▶ _What you are asked to do_: Go through the data below and copy it exactly, skipping every picture.

▼

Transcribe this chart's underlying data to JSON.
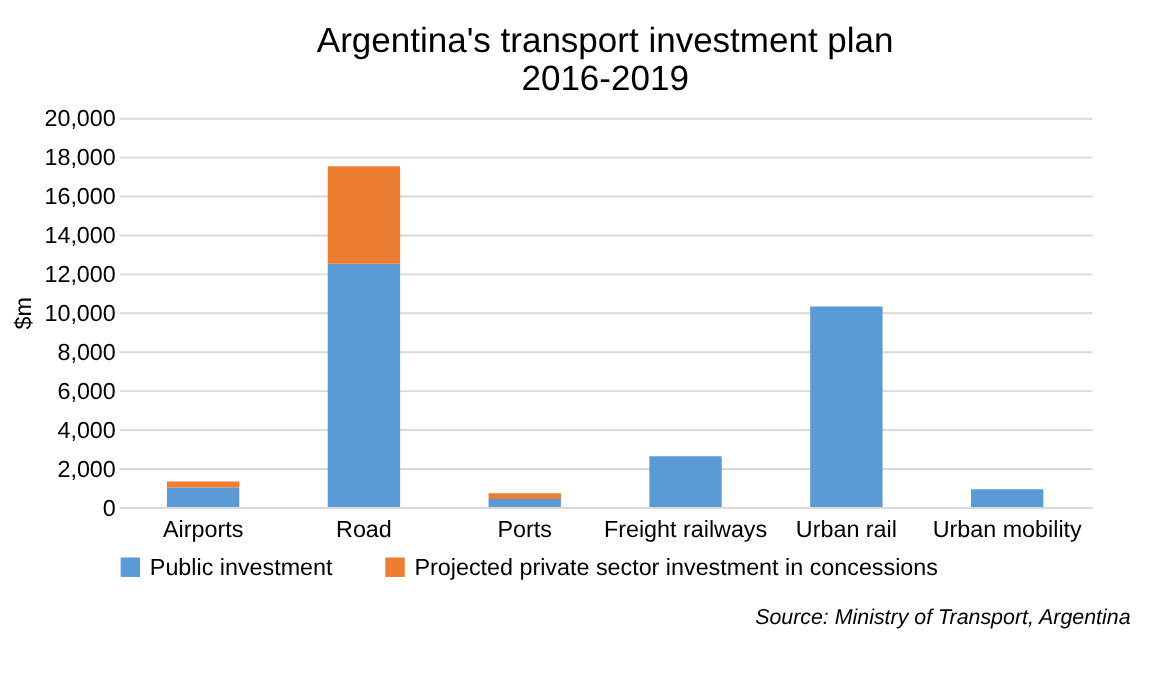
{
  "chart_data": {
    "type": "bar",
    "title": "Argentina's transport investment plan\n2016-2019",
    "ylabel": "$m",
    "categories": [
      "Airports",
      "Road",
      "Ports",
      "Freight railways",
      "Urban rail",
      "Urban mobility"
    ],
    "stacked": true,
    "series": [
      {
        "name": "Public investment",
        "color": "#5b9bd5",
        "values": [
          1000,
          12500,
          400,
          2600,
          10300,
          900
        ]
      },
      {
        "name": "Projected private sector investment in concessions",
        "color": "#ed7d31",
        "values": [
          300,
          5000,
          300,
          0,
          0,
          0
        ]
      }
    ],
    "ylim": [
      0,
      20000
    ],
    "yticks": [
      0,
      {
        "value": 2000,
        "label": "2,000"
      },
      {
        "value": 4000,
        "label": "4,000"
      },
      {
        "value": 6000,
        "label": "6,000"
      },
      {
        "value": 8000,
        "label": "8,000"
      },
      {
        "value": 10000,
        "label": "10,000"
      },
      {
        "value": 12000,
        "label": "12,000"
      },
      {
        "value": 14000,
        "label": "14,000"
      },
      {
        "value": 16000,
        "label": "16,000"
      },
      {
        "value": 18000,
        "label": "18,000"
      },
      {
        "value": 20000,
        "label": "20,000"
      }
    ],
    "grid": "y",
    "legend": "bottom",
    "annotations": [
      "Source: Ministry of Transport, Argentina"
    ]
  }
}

▲

▶ _Written answer_:
Transcribe this chart's underlying data to JSON.
{
  "chart_data": {
    "type": "bar",
    "title": "Argentina's transport investment plan\n2016-2019",
    "ylabel": "$m",
    "categories": [
      "Airports",
      "Road",
      "Ports",
      "Freight railways",
      "Urban rail",
      "Urban mobility"
    ],
    "stacked": true,
    "series": [
      {
        "name": "Public investment",
        "color": "#5b9bd5",
        "values": [
          1000,
          12500,
          400,
          2600,
          10300,
          900
        ]
      },
      {
        "name": "Projected private sector investment in concessions",
        "color": "#ed7d31",
        "values": [
          300,
          5000,
          300,
          0,
          0,
          0
        ]
      }
    ],
    "ylim": [
      0,
      20000
    ],
    "yticks": [
      0,
      {
        "value": 2000,
        "label": "2,000"
      },
      {
        "value": 4000,
        "label": "4,000"
      },
      {
        "value": 6000,
        "label": "6,000"
      },
      {
        "value": 8000,
        "label": "8,000"
      },
      {
        "value": 10000,
        "label": "10,000"
      },
      {
        "value": 12000,
        "label": "12,000"
      },
      {
        "value": 14000,
        "label": "14,000"
      },
      {
        "value": 16000,
        "label": "16,000"
      },
      {
        "value": 18000,
        "label": "18,000"
      },
      {
        "value": 20000,
        "label": "20,000"
      }
    ],
    "grid": "y",
    "legend": "bottom",
    "annotations": [
      "Source: Ministry of Transport, Argentina"
    ]
  }
}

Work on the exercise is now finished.